Data to use:

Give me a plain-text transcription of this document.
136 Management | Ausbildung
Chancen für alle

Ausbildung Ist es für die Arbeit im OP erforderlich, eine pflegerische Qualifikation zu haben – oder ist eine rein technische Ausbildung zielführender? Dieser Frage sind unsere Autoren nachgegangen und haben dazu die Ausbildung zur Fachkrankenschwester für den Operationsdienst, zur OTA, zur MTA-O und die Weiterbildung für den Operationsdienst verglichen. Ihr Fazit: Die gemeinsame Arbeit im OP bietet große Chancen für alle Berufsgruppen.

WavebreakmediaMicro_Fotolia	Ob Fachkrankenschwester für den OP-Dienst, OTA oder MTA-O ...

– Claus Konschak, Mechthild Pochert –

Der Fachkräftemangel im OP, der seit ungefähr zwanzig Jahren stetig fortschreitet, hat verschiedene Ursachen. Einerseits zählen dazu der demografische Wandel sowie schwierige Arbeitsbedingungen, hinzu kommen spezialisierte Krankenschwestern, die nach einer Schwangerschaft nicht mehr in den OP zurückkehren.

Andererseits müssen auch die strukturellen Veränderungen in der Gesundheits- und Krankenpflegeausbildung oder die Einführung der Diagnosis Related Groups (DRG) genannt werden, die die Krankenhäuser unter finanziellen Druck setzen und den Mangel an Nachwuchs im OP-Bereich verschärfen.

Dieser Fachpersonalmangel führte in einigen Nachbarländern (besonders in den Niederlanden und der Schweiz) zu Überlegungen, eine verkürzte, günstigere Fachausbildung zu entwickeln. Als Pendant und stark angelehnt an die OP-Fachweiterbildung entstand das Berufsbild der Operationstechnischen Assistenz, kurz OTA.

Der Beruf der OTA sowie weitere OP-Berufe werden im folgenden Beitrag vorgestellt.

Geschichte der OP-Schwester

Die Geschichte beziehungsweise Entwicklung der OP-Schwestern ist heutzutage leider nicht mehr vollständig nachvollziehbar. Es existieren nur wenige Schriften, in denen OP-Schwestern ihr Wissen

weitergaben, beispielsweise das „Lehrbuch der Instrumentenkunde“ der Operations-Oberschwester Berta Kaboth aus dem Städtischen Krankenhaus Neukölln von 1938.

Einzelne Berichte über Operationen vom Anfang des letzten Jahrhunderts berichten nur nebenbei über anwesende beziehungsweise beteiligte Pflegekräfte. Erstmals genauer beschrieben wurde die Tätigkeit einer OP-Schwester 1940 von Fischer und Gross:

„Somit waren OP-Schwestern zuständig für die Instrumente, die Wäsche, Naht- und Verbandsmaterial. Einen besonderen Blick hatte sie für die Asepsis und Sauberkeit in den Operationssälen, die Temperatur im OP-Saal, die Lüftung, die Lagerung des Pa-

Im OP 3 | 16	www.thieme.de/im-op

Stated exercise: Go through the data and return every record exactly.

Expected answer:
Give me a plain-text transcription of this document.
136 Management | Ausbildung
Chancen für alle

Ausbildung Ist es für die Arbeit im OP erforderlich, eine pflegerische Qualifikation zu haben – oder ist eine rein technische Ausbildung zielführender? Dieser Frage sind unsere Autoren nachgegangen und haben dazu die Ausbildung zur Fachkrankenschwester für den Operationsdienst, zur OTA, zur MTA-O und die Weiterbildung für den Operationsdienst verglichen. Ihr Fazit: Die gemeinsame Arbeit im OP bietet große Chancen für alle Berufsgruppen.

WavebreakmediaMicro_Fotolia	Ob Fachkrankenschwester für den OP-Dienst, OTA oder MTA-O ...

– Claus Konschak, Mechthild Pochert –

Der Fachkräftemangel im OP, der seit ungefähr zwanzig Jahren stetig fortschreitet, hat verschiedene Ursachen. Einerseits zählen dazu der demografische Wandel sowie schwierige Arbeitsbedingungen, hinzu kommen spezialisierte Krankenschwestern, die nach einer Schwangerschaft nicht mehr in den OP zurückkehren.

Andererseits müssen auch die strukturellen Veränderungen in der Gesundheits- und Krankenpflegeausbildung oder die Einführung der Diagnosis Related Groups (DRG) genannt werden, die die Krankenhäuser unter finanziellen Druck setzen und den Mangel an Nachwuchs im OP-Bereich verschärfen.

Dieser Fachpersonalmangel führte in einigen Nachbarländern (besonders in den Niederlanden und der Schweiz) zu Überlegungen, eine verkürzte, günstigere Fachausbildung zu entwickeln. Als Pendant und stark angelehnt an die OP-Fachweiterbildung entstand das Berufsbild der Operationstechnischen Assistenz, kurz OTA.

Der Beruf der OTA sowie weitere OP-Berufe werden im folgenden Beitrag vorgestellt.

Geschichte der OP-Schwester

Die Geschichte beziehungsweise Entwicklung der OP-Schwestern ist heutzutage leider nicht mehr vollständig nachvollziehbar. Es existieren nur wenige Schriften, in denen OP-Schwestern ihr Wissen

weitergaben, beispielsweise das „Lehrbuch der Instrumentenkunde“ der Operations-Oberschwester Berta Kaboth aus dem Städtischen Krankenhaus Neukölln von 1938.

Einzelne Berichte über Operationen vom Anfang des letzten Jahrhunderts berichten nur nebenbei über anwesende beziehungsweise beteiligte Pflegekräfte. Erstmals genauer beschrieben wurde die Tätigkeit einer OP-Schwester 1940 von Fischer und Gross:

„Somit waren OP-Schwestern zuständig für die Instrumente, die Wäsche, Naht- und Verbandsmaterial. Einen besonderen Blick hatte sie für die Asepsis und Sauberkeit in den Operationssälen, die Temperatur im OP-Saal, die Lüftung, die Lagerung des Pa-

Im OP 3 | 16	www.thieme.de/im-op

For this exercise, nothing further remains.